EXTRACTED INFORMATION

:::::

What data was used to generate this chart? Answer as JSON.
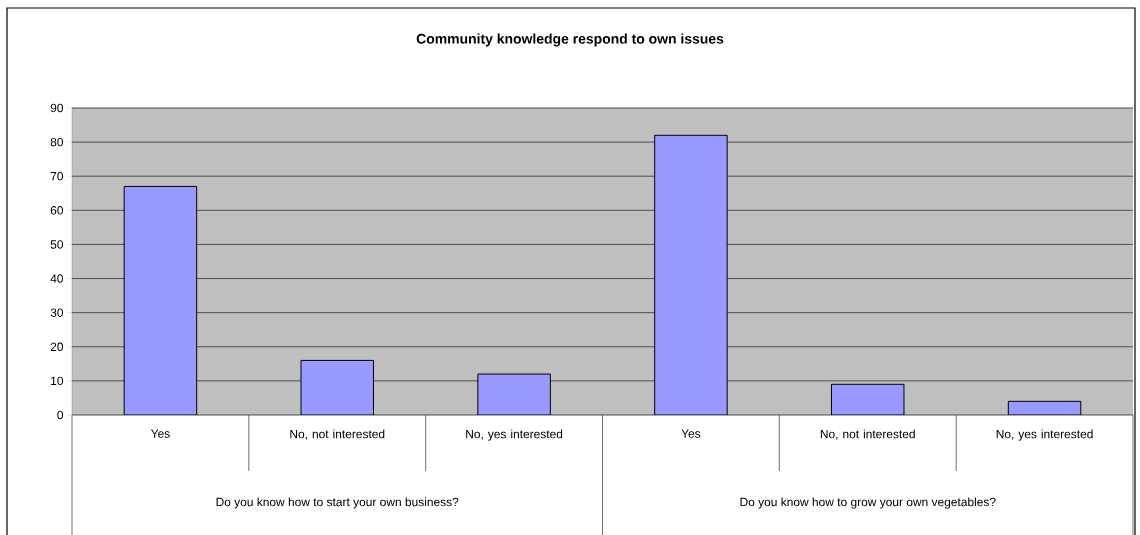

:::::

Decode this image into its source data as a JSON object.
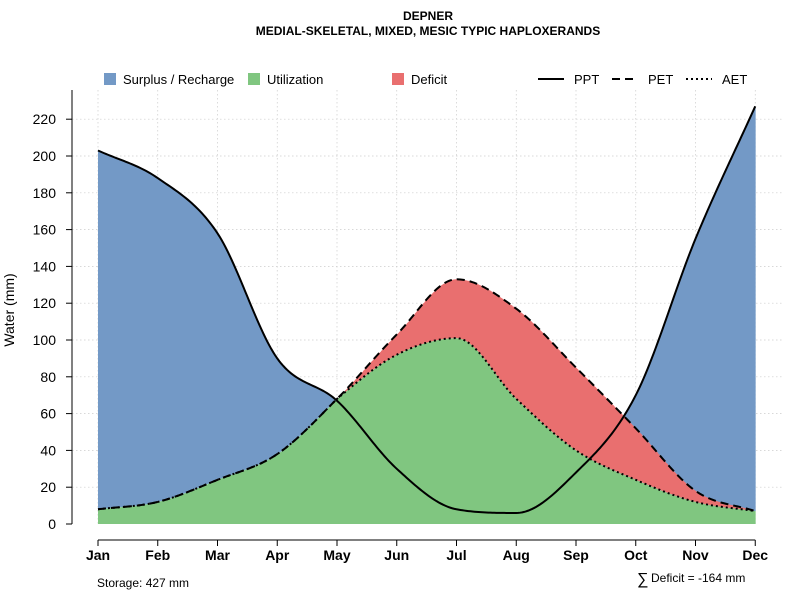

:::::

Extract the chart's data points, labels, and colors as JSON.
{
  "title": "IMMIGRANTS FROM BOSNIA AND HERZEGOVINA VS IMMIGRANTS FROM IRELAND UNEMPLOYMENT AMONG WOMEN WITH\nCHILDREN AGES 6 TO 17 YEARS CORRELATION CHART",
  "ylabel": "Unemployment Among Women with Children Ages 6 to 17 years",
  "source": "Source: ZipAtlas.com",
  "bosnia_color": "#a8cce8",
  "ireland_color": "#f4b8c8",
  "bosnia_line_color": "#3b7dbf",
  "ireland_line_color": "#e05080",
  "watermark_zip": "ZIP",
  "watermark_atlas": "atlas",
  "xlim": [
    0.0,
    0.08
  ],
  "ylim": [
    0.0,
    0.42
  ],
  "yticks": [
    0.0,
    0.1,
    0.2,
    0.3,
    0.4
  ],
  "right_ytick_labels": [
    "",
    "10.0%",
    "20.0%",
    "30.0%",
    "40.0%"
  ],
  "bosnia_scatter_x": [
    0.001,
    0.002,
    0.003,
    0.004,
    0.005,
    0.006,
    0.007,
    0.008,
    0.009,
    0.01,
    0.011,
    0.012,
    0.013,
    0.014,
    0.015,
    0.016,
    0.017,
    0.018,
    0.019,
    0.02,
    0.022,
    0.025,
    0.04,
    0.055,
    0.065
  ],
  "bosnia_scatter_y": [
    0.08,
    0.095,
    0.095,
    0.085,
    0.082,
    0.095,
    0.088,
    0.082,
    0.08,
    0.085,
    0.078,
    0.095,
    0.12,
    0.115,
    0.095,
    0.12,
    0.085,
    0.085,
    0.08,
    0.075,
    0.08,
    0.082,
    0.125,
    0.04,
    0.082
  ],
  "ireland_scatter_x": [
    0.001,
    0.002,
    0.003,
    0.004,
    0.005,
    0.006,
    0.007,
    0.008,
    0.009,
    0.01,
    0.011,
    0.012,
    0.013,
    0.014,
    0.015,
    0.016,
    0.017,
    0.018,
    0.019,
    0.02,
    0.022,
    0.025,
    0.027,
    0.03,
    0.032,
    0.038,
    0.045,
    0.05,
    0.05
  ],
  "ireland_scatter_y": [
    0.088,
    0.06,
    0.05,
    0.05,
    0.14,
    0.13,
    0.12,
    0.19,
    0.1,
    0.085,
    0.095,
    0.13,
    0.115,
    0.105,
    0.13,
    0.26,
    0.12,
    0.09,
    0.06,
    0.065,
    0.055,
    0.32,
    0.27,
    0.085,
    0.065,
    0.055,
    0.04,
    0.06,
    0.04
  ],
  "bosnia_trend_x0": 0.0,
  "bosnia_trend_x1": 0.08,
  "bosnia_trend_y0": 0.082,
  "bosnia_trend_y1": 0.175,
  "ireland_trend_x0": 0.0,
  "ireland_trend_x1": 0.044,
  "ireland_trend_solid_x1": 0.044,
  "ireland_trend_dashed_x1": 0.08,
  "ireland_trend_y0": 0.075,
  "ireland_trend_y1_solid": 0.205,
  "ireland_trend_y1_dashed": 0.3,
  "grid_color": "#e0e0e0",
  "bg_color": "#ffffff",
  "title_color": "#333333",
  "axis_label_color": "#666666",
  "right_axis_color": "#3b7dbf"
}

:::::

WHAT TO WORK ON
Go through the preceding material and copy each line that has the word "this".

CORRECT RESPONSE
What data was used to generate this chart? Answer as JSON.
Decode this image into its source data as a JSON object.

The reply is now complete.